* [RAW DATA]
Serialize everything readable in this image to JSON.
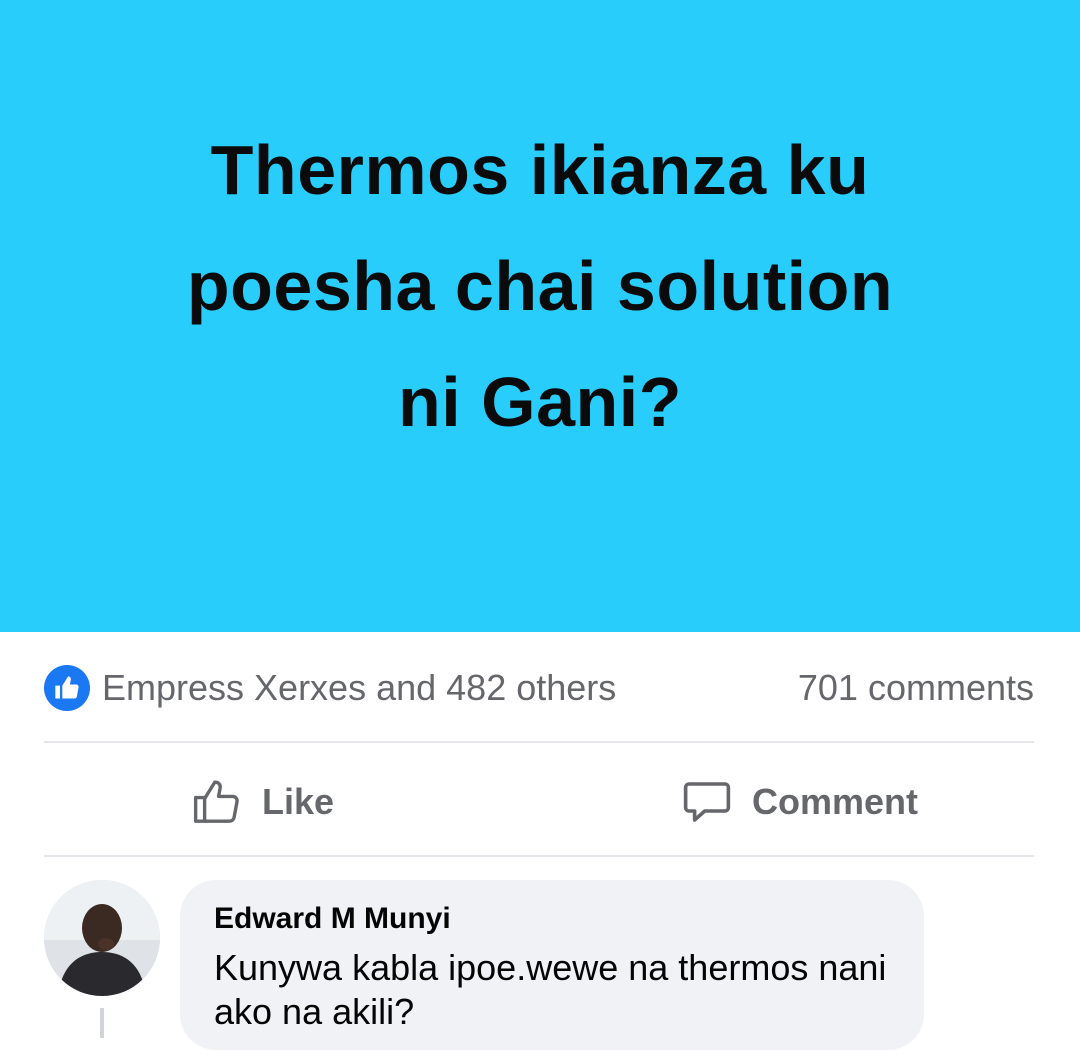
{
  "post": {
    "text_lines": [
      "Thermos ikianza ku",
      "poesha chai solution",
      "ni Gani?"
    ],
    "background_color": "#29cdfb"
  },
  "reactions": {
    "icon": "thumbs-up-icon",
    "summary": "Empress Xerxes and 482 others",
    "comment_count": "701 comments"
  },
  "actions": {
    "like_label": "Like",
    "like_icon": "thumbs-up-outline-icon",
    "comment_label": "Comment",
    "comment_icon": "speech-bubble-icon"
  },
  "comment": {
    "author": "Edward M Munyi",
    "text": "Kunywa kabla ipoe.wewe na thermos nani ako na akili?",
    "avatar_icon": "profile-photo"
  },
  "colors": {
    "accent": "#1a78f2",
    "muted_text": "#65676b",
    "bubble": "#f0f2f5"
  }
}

* [YOUR OBJECTIVE] Count every line of the records that holds "thumbs". State the number, nothing else.

* [OUTPUT FOR THIS EXERCISE] 2